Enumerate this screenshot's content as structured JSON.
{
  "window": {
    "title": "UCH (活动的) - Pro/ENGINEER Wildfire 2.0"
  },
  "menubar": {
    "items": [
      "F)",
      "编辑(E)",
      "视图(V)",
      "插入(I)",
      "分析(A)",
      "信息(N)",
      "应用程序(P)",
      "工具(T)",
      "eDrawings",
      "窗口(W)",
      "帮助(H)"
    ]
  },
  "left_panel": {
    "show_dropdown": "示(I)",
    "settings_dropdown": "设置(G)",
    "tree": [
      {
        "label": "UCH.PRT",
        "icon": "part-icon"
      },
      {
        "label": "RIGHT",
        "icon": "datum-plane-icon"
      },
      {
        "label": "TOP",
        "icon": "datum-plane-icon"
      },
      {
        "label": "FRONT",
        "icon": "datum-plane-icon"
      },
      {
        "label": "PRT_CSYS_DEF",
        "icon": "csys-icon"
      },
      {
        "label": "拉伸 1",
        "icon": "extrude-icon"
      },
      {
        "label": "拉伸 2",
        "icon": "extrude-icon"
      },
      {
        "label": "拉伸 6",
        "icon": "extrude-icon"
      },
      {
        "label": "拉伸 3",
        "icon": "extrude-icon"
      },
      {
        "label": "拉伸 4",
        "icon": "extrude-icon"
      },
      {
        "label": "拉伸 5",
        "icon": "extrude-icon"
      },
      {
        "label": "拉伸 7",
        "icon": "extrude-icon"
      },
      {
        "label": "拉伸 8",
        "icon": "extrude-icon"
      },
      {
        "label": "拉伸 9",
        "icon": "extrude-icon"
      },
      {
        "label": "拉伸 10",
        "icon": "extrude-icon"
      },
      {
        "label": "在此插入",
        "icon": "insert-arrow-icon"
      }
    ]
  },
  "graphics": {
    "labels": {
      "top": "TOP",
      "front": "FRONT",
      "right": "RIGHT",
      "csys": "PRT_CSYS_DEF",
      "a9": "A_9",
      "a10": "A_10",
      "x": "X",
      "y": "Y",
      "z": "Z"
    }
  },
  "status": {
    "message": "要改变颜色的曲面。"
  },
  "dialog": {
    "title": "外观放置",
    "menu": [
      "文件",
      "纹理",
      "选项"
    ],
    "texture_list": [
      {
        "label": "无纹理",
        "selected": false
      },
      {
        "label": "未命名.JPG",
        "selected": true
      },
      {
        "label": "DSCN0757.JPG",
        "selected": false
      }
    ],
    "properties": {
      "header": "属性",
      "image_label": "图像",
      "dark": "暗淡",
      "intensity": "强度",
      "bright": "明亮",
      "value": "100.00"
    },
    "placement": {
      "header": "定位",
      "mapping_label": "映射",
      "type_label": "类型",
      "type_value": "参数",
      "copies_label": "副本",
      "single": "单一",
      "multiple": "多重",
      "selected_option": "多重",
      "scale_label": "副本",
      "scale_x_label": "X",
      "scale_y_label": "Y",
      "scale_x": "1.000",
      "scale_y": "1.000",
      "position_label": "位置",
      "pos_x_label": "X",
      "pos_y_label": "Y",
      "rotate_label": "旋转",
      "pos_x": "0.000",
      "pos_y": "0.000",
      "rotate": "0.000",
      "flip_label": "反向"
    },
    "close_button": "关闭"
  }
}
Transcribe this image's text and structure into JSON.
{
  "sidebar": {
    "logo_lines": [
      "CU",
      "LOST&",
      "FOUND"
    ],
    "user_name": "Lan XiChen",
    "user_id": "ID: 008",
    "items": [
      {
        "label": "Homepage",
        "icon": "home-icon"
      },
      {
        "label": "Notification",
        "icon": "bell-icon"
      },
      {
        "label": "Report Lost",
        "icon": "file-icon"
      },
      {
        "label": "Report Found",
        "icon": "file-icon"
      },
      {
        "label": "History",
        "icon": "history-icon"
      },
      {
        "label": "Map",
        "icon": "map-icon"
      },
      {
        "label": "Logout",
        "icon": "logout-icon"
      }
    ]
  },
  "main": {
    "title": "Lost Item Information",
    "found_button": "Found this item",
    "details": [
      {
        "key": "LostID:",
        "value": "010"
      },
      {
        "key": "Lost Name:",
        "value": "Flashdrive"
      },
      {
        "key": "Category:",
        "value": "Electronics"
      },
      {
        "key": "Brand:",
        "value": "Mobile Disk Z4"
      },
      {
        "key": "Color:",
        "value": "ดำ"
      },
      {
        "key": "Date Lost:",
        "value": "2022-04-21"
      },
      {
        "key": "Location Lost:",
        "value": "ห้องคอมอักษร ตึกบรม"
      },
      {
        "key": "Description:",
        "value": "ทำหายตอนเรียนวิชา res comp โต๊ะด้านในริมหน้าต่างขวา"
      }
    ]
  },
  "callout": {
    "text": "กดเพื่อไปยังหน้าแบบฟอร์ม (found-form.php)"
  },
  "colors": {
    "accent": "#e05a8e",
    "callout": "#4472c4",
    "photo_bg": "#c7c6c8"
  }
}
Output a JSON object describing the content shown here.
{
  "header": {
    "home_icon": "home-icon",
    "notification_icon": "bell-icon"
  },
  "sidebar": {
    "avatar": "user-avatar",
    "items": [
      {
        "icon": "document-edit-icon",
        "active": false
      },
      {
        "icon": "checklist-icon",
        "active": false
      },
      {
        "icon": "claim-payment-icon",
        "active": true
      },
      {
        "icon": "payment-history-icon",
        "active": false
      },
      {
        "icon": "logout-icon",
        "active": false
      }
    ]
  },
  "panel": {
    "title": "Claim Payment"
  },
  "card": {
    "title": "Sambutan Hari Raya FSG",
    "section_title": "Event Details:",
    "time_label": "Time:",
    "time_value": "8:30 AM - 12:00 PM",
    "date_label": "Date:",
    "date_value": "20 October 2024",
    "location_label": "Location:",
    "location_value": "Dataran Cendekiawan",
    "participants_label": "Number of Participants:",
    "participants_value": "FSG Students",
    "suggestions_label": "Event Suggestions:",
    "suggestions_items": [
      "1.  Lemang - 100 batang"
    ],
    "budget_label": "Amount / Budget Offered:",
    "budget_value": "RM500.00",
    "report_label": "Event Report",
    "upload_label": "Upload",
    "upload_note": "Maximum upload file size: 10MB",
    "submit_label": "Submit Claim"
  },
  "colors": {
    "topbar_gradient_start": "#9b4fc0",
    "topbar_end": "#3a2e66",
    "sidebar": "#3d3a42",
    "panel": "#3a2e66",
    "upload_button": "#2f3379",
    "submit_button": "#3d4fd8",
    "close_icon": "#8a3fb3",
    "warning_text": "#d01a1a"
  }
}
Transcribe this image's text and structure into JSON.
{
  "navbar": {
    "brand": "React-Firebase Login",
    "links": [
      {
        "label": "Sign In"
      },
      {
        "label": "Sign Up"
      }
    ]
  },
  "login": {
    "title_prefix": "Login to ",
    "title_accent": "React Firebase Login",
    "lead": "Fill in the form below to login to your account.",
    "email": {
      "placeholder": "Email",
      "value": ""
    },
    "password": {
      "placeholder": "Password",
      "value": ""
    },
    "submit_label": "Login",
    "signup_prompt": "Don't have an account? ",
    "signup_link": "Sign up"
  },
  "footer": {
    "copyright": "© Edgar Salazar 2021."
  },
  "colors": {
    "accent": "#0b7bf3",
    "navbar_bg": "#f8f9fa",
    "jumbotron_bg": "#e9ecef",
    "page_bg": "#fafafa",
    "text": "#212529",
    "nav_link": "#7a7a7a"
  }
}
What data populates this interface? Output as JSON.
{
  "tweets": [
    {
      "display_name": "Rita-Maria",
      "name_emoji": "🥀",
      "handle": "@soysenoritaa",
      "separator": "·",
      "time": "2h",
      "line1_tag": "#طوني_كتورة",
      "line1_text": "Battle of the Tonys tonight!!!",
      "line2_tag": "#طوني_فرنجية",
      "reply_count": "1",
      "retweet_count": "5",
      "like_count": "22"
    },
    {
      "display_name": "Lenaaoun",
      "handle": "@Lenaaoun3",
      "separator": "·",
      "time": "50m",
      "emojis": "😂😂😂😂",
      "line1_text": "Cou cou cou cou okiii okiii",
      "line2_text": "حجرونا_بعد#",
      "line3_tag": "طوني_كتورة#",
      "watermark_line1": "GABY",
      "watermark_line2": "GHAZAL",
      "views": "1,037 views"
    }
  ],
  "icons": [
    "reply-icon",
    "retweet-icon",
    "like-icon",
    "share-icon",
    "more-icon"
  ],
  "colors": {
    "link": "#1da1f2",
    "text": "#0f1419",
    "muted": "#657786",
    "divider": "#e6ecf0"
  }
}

************

TASK OBJECTIVE:
Every line of the listing that holds "Firebase" should be found and copied.

EXERCISE ANSWER:
    "brand": "React-Firebase Login",
    "title_accent": "React Firebase Login",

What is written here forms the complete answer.